## Exercise task
For each line in the data below that holds "Year", return a copy.

[Stored items from a collection]
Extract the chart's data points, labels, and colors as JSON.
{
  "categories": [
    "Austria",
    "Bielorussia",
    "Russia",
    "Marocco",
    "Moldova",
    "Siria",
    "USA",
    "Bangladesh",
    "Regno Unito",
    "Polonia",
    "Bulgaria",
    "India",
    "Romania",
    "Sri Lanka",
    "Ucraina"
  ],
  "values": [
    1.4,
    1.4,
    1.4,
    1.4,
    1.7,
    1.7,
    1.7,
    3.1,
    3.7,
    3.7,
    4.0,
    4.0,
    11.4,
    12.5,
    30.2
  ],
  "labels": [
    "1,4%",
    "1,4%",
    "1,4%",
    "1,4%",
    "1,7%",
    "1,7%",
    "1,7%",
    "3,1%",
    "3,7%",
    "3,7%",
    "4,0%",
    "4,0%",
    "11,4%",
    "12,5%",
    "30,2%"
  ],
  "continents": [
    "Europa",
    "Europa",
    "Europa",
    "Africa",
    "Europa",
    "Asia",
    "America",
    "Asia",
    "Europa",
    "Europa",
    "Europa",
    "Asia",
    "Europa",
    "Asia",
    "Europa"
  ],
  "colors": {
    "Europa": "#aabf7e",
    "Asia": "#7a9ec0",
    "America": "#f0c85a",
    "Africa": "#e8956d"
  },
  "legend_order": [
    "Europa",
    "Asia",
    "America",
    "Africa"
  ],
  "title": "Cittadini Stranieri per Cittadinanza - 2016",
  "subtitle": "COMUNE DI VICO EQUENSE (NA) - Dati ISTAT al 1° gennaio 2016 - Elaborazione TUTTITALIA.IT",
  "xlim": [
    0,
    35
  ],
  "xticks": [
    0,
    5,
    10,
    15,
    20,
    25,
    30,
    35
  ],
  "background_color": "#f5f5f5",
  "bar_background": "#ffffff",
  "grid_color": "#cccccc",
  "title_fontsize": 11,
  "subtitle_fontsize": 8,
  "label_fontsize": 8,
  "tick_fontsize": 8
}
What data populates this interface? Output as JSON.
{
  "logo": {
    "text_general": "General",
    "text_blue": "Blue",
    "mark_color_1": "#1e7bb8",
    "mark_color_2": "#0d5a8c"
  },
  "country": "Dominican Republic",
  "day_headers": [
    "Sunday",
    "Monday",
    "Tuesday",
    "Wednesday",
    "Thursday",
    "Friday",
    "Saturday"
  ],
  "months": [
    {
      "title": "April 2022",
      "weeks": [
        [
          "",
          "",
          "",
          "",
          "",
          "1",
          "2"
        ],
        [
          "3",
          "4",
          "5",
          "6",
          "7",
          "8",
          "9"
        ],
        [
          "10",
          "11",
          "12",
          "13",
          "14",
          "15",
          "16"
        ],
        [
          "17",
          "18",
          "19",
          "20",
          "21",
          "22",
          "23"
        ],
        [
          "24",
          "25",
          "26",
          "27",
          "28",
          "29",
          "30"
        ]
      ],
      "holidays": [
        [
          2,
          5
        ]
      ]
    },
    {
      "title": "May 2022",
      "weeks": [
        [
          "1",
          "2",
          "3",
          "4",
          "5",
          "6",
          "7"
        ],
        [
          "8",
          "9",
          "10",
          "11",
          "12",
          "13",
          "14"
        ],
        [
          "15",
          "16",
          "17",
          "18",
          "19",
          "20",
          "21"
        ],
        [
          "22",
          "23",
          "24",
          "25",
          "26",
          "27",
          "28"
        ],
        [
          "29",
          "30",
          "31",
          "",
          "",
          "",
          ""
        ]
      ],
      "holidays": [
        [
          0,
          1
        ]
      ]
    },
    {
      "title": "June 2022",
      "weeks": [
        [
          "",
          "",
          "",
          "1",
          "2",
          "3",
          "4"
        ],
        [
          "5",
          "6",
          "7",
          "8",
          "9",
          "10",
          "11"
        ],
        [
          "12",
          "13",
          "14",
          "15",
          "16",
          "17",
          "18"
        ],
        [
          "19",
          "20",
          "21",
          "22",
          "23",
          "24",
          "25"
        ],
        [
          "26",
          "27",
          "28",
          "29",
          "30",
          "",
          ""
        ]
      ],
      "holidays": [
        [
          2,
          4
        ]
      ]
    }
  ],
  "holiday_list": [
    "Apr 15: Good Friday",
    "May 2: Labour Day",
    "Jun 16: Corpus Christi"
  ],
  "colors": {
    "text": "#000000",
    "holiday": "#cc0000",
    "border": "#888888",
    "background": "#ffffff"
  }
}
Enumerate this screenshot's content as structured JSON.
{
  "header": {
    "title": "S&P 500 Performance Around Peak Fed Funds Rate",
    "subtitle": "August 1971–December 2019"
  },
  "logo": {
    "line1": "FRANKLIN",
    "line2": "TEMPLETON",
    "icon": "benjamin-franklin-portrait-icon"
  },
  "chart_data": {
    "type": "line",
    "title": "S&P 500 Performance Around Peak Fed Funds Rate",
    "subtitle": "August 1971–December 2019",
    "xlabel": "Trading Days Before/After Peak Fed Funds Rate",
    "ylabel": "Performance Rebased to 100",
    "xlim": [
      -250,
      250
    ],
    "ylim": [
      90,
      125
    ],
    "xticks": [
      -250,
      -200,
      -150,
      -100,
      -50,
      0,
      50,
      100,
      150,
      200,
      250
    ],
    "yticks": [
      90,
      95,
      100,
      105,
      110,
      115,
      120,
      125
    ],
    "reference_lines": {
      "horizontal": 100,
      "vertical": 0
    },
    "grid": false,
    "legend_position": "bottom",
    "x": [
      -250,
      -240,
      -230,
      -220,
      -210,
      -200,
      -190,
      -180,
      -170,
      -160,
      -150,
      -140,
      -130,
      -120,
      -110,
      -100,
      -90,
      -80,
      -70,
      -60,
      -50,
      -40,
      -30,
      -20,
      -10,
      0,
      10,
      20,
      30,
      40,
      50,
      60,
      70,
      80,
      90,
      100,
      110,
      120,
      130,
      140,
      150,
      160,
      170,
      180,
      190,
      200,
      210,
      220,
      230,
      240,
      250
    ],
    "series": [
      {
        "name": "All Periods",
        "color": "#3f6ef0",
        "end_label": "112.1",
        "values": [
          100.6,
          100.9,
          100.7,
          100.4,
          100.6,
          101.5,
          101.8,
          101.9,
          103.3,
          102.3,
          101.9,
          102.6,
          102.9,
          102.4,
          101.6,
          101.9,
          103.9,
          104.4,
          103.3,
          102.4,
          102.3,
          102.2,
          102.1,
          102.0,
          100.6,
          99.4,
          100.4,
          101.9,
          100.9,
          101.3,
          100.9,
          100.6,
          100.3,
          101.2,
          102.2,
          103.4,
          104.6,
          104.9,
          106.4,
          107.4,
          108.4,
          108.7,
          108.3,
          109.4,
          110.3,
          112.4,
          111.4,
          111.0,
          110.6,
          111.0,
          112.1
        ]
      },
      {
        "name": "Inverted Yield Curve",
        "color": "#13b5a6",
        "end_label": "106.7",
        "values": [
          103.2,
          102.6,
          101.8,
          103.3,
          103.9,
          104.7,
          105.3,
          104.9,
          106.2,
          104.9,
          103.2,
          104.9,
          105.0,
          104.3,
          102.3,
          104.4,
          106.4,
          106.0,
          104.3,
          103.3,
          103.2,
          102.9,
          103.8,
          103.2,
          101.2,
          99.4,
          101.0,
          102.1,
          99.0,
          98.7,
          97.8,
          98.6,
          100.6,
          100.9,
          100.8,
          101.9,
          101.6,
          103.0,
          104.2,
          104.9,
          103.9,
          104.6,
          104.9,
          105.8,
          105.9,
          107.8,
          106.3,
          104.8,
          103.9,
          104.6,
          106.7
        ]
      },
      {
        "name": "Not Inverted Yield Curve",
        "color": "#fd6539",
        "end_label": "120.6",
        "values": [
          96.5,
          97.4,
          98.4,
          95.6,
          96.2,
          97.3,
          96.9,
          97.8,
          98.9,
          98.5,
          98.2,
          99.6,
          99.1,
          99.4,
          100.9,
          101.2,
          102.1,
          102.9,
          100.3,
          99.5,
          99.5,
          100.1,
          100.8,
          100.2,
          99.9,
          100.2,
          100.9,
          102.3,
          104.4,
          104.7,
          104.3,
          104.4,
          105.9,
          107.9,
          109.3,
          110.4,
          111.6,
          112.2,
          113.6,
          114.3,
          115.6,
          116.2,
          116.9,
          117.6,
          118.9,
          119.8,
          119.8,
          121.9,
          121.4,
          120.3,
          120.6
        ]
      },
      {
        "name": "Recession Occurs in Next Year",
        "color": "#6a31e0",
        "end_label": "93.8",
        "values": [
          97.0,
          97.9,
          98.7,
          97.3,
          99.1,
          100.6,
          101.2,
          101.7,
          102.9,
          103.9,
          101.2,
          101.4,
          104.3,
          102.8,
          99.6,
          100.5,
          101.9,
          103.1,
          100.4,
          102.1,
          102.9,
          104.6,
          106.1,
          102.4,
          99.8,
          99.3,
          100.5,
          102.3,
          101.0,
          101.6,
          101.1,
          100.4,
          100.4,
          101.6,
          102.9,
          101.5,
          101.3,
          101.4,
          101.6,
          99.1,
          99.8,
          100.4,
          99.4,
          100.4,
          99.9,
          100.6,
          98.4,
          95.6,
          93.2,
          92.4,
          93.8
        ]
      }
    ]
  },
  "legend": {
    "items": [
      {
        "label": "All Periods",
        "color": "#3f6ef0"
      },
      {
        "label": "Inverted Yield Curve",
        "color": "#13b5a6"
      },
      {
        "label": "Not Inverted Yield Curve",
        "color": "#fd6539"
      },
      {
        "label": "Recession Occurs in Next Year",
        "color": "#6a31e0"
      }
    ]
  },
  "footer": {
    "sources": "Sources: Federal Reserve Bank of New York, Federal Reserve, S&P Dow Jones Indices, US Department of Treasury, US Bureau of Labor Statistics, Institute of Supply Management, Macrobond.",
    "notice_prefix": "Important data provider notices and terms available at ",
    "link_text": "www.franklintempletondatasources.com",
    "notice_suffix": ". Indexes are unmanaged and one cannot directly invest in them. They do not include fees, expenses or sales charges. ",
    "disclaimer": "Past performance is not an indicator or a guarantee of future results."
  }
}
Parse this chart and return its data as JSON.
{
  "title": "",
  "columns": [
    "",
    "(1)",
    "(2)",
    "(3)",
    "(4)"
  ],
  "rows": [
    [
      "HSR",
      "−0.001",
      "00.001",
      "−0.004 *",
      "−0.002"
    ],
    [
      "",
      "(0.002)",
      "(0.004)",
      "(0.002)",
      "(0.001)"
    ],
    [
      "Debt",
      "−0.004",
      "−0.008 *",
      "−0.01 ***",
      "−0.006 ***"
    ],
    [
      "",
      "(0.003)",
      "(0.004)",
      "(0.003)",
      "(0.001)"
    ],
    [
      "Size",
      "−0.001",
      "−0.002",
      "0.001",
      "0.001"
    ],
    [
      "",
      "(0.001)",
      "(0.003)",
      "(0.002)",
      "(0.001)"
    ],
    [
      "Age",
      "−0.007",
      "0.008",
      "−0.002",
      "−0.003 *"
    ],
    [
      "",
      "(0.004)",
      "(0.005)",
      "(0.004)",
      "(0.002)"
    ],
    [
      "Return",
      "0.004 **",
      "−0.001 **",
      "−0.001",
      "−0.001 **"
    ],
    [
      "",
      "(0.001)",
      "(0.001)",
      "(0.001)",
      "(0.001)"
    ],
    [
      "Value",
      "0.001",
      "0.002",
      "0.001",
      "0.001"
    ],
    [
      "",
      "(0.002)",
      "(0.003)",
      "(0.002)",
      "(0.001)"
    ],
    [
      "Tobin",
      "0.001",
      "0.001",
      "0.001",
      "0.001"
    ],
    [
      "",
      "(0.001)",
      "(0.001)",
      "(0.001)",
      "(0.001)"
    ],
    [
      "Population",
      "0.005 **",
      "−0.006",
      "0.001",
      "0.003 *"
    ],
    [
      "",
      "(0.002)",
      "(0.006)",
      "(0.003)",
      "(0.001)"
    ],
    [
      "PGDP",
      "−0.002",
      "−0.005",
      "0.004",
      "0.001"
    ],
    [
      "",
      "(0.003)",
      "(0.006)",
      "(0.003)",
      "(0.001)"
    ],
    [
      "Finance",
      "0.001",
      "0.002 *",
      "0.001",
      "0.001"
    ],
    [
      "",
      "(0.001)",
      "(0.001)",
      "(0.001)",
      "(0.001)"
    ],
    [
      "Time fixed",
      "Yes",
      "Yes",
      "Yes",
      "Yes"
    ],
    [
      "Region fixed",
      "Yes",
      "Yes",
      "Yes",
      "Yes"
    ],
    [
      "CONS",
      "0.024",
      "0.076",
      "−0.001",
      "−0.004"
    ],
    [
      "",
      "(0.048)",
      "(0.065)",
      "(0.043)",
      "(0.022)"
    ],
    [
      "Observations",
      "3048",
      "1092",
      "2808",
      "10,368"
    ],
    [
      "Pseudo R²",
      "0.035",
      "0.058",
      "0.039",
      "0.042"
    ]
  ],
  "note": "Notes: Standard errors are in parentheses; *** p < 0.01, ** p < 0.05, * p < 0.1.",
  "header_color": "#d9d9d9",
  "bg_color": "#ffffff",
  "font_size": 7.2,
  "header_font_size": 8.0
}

## Worked answer
        "name": "Recession Occurs in Next Year",
        "label": "Recession Occurs in Next Year",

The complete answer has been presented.